- RECORDS FOR THIS EXERCISE:
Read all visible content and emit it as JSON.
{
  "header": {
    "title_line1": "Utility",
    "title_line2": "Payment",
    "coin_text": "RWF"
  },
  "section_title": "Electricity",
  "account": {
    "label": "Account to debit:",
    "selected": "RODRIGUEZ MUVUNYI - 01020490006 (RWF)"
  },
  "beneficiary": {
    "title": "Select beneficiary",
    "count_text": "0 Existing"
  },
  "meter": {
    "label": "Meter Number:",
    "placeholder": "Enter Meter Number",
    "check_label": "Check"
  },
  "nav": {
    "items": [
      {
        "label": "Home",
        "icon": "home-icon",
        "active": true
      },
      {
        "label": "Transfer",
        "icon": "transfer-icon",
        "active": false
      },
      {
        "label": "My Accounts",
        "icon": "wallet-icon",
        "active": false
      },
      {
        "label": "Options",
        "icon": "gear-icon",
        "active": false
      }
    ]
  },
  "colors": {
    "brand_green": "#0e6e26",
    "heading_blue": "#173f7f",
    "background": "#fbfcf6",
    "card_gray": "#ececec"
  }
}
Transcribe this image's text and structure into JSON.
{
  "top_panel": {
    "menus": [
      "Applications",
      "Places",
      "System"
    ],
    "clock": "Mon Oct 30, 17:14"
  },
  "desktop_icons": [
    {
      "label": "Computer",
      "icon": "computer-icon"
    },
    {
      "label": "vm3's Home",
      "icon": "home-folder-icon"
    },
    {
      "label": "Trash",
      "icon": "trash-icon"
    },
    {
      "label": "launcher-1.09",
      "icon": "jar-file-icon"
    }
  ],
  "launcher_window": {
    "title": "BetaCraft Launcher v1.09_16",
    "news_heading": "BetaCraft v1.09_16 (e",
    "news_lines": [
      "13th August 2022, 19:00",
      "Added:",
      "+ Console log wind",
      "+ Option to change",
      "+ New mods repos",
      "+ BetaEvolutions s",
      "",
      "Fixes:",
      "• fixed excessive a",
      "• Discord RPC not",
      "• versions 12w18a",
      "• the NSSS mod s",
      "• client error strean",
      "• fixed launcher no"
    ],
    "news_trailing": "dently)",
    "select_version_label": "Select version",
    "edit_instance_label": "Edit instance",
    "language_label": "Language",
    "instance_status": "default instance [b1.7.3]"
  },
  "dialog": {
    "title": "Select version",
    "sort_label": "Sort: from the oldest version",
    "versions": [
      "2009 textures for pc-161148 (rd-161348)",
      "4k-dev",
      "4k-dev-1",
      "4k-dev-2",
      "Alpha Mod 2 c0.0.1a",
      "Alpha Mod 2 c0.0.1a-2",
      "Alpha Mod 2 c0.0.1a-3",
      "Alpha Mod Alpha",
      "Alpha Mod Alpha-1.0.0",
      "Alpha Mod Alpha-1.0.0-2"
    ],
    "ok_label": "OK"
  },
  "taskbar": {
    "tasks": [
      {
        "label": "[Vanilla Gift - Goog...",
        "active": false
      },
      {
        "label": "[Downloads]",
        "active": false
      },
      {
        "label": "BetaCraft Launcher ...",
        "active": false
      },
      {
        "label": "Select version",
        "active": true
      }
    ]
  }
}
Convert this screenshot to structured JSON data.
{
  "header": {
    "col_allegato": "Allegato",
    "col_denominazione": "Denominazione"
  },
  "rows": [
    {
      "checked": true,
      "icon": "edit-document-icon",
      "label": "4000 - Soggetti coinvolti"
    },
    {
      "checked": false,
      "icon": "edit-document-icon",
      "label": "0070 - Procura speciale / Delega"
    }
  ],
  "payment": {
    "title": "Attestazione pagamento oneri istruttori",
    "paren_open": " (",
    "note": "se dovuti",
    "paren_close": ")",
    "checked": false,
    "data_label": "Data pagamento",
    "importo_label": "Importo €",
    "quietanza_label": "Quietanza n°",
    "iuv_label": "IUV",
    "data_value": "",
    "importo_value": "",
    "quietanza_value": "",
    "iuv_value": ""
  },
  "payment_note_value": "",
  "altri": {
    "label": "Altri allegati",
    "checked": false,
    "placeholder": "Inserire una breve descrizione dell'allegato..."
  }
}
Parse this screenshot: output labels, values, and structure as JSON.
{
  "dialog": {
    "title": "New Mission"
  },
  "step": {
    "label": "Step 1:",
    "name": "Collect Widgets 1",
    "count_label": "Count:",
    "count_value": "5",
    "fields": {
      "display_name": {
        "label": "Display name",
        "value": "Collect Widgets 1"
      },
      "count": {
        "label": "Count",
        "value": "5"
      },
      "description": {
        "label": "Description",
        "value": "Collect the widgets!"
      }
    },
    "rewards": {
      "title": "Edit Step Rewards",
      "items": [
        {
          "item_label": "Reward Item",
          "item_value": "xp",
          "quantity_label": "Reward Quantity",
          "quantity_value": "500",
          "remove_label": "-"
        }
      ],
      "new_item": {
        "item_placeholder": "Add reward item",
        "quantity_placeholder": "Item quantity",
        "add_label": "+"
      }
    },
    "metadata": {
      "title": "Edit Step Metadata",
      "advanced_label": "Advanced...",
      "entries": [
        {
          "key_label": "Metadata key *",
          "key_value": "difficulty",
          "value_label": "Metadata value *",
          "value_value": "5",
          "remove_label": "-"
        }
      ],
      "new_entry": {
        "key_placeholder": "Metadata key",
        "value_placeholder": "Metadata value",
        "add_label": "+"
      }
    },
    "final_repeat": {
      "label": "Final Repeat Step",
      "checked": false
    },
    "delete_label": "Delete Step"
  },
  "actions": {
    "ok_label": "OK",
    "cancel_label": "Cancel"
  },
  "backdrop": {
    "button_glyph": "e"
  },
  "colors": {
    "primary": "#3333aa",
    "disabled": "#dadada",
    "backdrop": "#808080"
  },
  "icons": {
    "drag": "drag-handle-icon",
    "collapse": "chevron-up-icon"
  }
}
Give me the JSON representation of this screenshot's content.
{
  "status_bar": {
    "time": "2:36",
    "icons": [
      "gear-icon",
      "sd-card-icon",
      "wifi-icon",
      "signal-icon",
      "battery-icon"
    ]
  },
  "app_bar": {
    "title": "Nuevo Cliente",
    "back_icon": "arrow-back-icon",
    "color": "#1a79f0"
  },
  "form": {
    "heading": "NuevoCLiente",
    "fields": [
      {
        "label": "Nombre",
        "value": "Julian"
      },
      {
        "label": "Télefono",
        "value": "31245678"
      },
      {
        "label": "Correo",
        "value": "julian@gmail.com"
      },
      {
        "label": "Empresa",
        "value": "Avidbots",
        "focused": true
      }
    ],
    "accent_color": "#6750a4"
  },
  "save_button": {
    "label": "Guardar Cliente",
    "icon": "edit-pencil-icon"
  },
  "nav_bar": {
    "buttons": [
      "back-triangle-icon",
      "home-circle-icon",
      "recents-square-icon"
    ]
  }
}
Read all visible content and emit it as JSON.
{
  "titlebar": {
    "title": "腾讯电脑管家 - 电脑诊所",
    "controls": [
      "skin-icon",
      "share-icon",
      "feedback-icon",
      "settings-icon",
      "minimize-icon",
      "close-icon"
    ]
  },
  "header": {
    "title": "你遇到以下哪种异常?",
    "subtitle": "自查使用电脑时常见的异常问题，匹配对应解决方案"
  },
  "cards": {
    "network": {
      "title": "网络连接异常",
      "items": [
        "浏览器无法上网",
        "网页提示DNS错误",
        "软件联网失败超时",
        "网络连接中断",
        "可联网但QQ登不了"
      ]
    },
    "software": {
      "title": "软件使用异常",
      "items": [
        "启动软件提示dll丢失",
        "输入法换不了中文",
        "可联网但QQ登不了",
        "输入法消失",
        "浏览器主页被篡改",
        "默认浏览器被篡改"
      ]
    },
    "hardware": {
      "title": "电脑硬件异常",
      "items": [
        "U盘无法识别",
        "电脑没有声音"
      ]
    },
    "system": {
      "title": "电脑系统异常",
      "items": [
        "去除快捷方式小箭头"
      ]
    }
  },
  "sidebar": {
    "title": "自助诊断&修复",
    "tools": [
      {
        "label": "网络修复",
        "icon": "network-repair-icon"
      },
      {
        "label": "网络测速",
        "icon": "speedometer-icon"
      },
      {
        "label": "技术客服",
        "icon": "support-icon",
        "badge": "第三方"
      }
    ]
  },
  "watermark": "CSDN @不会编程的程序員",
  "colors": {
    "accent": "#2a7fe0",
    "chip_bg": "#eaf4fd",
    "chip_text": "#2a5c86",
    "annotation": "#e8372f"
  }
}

- OBJECTIVE: Scan the data above and copy every line with "Alpha" in it.

- COMPLETED TASK:
      "Alpha Mod 2 c0.0.1a",
      "Alpha Mod 2 c0.0.1a-2",
      "Alpha Mod 2 c0.0.1a-3",
      "Alpha Mod Alpha",
      "Alpha Mod Alpha-1.0.0",
      "Alpha Mod Alpha-1.0.0-2"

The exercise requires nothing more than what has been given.